-- START --

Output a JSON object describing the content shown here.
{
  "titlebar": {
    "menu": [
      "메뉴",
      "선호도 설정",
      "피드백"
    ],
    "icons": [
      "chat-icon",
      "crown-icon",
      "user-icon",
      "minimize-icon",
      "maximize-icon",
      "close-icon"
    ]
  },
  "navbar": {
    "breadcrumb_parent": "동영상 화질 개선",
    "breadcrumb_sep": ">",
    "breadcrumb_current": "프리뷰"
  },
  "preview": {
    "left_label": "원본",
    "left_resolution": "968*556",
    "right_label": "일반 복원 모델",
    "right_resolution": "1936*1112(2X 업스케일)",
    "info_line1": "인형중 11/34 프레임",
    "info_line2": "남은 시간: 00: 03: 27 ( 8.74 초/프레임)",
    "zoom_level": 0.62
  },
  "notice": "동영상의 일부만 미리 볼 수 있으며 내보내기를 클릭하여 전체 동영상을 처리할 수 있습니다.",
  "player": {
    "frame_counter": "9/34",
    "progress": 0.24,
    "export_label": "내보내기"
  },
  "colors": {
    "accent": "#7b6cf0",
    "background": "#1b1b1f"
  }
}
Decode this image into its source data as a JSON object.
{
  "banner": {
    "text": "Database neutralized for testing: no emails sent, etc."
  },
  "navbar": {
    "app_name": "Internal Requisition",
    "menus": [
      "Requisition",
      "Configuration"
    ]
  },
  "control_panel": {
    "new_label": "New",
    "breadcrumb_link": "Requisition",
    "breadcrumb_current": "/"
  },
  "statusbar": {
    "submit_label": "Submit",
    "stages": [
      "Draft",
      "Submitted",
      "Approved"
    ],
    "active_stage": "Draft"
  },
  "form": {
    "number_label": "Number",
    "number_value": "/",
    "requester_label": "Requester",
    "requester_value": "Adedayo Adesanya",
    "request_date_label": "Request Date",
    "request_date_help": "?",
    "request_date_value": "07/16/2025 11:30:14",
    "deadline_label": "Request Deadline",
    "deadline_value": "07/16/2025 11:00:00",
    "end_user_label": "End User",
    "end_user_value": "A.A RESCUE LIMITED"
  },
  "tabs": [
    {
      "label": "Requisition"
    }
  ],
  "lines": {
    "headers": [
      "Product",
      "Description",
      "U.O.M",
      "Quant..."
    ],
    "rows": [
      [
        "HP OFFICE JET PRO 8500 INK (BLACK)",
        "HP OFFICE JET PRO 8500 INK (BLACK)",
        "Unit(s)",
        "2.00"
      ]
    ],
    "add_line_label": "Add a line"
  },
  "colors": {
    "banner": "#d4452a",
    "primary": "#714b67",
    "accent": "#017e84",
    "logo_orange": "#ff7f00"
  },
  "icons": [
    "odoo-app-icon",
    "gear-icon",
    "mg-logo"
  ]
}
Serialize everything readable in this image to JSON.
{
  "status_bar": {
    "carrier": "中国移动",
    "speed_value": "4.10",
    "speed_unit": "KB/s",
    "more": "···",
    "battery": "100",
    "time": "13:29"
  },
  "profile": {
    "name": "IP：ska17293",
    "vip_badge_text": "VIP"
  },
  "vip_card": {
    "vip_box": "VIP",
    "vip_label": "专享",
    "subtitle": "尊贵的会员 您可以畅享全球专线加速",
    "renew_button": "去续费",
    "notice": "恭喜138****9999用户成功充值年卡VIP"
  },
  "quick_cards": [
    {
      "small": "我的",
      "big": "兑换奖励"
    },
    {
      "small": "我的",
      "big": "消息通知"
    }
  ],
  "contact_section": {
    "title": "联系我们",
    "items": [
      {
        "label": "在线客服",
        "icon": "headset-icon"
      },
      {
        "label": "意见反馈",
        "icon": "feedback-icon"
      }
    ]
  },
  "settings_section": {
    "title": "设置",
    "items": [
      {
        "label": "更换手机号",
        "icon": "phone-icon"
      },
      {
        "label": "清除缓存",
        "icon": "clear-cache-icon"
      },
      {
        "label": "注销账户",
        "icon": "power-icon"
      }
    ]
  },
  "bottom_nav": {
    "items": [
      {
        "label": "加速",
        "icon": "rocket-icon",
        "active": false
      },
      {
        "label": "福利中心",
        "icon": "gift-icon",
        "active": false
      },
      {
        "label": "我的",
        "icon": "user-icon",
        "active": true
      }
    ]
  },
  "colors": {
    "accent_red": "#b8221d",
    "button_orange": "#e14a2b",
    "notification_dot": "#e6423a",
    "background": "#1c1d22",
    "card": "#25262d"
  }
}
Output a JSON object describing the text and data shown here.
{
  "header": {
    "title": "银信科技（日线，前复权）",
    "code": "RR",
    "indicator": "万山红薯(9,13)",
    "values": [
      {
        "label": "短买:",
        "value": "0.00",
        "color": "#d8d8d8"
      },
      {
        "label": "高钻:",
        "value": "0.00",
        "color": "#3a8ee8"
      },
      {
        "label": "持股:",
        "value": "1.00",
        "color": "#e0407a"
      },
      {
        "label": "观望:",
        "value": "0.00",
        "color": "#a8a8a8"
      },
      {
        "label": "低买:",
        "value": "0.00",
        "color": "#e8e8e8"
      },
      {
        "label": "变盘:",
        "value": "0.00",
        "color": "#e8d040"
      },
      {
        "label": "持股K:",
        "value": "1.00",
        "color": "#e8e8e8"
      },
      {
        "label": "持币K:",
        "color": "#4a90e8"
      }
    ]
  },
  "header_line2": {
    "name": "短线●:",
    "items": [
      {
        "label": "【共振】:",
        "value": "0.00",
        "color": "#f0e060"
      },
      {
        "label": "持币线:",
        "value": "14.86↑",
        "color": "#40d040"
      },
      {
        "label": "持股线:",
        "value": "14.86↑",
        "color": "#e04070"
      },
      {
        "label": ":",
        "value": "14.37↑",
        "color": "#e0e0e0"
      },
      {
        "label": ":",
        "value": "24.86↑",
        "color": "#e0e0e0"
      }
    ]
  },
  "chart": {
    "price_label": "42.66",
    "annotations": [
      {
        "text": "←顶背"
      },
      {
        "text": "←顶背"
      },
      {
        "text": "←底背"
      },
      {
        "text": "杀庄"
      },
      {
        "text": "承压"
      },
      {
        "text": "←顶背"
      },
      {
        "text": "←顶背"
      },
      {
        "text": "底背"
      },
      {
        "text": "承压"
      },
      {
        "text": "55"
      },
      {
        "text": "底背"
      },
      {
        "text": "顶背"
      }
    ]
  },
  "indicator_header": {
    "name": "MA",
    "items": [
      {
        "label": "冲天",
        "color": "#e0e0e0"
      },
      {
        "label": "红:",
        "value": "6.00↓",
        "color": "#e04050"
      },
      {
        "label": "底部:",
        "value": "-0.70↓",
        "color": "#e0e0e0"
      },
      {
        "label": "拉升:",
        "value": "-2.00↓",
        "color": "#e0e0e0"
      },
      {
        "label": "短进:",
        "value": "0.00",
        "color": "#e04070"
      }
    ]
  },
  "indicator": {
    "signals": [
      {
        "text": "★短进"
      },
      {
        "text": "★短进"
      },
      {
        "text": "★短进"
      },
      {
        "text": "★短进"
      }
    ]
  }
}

-- END --

Set task: Every line above should be written out again exactly as it stands.

Written response:
Output a JSON object describing the content shown here.
{
  "titlebar": {
    "menu": [
      "메뉴",
      "선호도 설정",
      "피드백"
    ],
    "icons": [
      "chat-icon",
      "crown-icon",
      "user-icon",
      "minimize-icon",
      "maximize-icon",
      "close-icon"
    ]
  },
  "navbar": {
    "breadcrumb_parent": "동영상 화질 개선",
    "breadcrumb_sep": ">",
    "breadcrumb_current": "프리뷰"
  },
  "preview": {
    "left_label": "원본",
    "left_resolution": "968*556",
    "right_label": "일반 복원 모델",
    "right_resolution": "1936*1112(2X 업스케일)",
    "info_line1": "인형중 11/34 프레임",
    "info_line2": "남은 시간: 00: 03: 27 ( 8.74 초/프레임)",
    "zoom_level": 0.62
  },
  "notice": "동영상의 일부만 미리 볼 수 있으며 내보내기를 클릭하여 전체 동영상을 처리할 수 있습니다.",
  "player": {
    "frame_counter": "9/34",
    "progress": 0.24,
    "export_label": "내보내기"
  },
  "colors": {
    "accent": "#7b6cf0",
    "background": "#1b1b1f"
  }
}
Decode this image into its source data as a JSON object.
{
  "banner": {
    "text": "Database neutralized for testing: no emails sent, etc."
  },
  "navbar": {
    "app_name": "Internal Requisition",
    "menus": [
      "Requisition",
      "Configuration"
    ]
  },
  "control_panel": {
    "new_label": "New",
    "breadcrumb_link": "Requisition",
    "breadcrumb_current": "/"
  },
  "statusbar": {
    "submit_label": "Submit",
    "stages": [
      "Draft",
      "Submitted",
      "Approved"
    ],
    "active_stage": "Draft"
  },
  "form": {
    "number_label": "Number",
    "number_value": "/",
    "requester_label": "Requester",
    "requester_value": "Adedayo Adesanya",
    "request_date_label": "Request Date",
    "request_date_help": "?",
    "request_date_value": "07/16/2025 11:30:14",
    "deadline_label": "Request Deadline",
    "deadline_value": "07/16/2025 11:00:00",
    "end_user_label": "End User",
    "end_user_value": "A.A RESCUE LIMITED"
  },
  "tabs": [
    {
      "label": "Requisition"
    }
  ],
  "lines": {
    "headers": [
      "Product",
      "Description",
      "U.O.M",
      "Quant..."
    ],
    "rows": [
      [
        "HP OFFICE JET PRO 8500 INK (BLACK)",
        "HP OFFICE JET PRO 8500 INK (BLACK)",
        "Unit(s)",
        "2.00"
      ]
    ],
    "add_line_label": "Add a line"
  },
  "colors": {
    "banner": "#d4452a",
    "primary": "#714b67",
    "accent": "#017e84",
    "logo_orange": "#ff7f00"
  },
  "icons": [
    "odoo-app-icon",
    "gear-icon",
    "mg-logo"
  ]
}
Serialize everything readable in this image to JSON.
{
  "status_bar": {
    "carrier": "中国移动",
    "speed_value": "4.10",
    "speed_unit": "KB/s",
    "more": "···",
    "battery": "100",
    "time": "13:29"
  },
  "profile": {
    "name": "IP：ska17293",
    "vip_badge_text": "VIP"
  },
  "vip_card": {
    "vip_box": "VIP",
    "vip_label": "专享",
    "subtitle": "尊贵的会员 您可以畅享全球专线加速",
    "renew_button": "去续费",
    "notice": "恭喜138****9999用户成功充值年卡VIP"
  },
  "quick_cards": [
    {
      "small": "我的",
      "big": "兑换奖励"
    },
    {
      "small": "我的",
      "big": "消息通知"
    }
  ],
  "contact_section": {
    "title": "联系我们",
    "items": [
      {
        "label": "在线客服",
        "icon": "headset-icon"
      },
      {
        "label": "意见反馈",
        "icon": "feedback-icon"
      }
    ]
  },
  "settings_section": {
    "title": "设置",
    "items": [
      {
        "label": "更换手机号",
        "icon": "phone-icon"
      },
      {
        "label": "清除缓存",
        "icon": "clear-cache-icon"
      },
      {
        "label": "注销账户",
        "icon": "power-icon"
      }
    ]
  },
  "bottom_nav": {
    "items": [
      {
        "label": "加速",
        "icon": "rocket-icon",
        "active": false
      },
      {
        "label": "福利中心",
        "icon": "gift-icon",
        "active": false
      },
      {
        "label": "我的",
        "icon": "user-icon",
        "active": true
      }
    ]
  },
  "colors": {
    "accent_red": "#b8221d",
    "button_orange": "#e14a2b",
    "notification_dot": "#e6423a",
    "background": "#1c1d22",
    "card": "#25262d"
  }
}
Output a JSON object describing the text and data shown here.
{
  "header": {
    "title": "银信科技（日线，前复权）",
    "code": "RR",
    "indicator": "万山红薯(9,13)",
    "values": [
      {
        "label": "短买:",
        "value": "0.00",
        "color": "#d8d8d8"
      },
      {
        "label": "高钻:",
        "value": "0.00",
        "color": "#3a8ee8"
      },
      {
        "label": "持股:",
        "value": "1.00",
        "color": "#e0407a"
      },
      {
        "label": "观望:",
        "value": "0.00",
        "color": "#a8a8a8"
      },
      {
        "label": "低买:",
        "value": "0.00",
        "color": "#e8e8e8"
      },
      {
        "label": "变盘:",
        "value": "0.00",
        "color": "#e8d040"
      },
      {
        "label": "持股K:",
        "value": "1.00",
        "color": "#e8e8e8"
      },
      {
        "label": "持币K:",
        "color": "#4a90e8"
      }
    ]
  },
  "header_line2": {
    "name": "短线●:",
    "items": [
      {
        "label": "【共振】:",
        "value": "0.00",
        "color": "#f0e060"
      },
      {
        "label": "持币线:",
        "value": "14.86↑",
        "color": "#40d040"
      },
      {
        "label": "持股线:",
        "value": "14.86↑",
        "color": "#e04070"
      },
      {
        "label": ":",
        "value": "14.37↑",
        "color": "#e0e0e0"
      },
      {
        "label": ":",
        "value": "24.86↑",
        "color": "#e0e0e0"
      }
    ]
  },
  "chart": {
    "price_label": "42.66",
    "annotations": [
      {
        "text": "←顶背"
      },
      {
        "text": "←顶背"
      },
      {
        "text": "←底背"
      },
      {
        "text": "杀庄"
      },
      {
        "text": "承压"
      },
      {
        "text": "←顶背"
      },
      {
        "text": "←顶背"
      },
      {
        "text": "底背"
      },
      {
        "text": "承压"
      },
      {
        "text": "55"
      },
      {
        "text": "底背"
      },
      {
        "text": "顶背"
      }
    ]
  },
  "indicator_header": {
    "name": "MA",
    "items": [
      {
        "label": "冲天",
        "color": "#e0e0e0"
      },
      {
        "label": "红:",
        "value": "6.00↓",
        "color": "#e04050"
      },
      {
        "label": "底部:",
        "value": "-0.70↓",
        "color": "#e0e0e0"
      },
      {
        "label": "拉升:",
        "value": "-2.00↓",
        "color": "#e0e0e0"
      },
      {
        "label": "短进:",
        "value": "0.00",
        "color": "#e04070"
      }
    ]
  },
  "indicator": {
    "signals": [
      {
        "text": "★短进"
      },
      {
        "text": "★短进"
      },
      {
        "text": "★短进"
      },
      {
        "text": "★短进"
      }
    ]
  }
}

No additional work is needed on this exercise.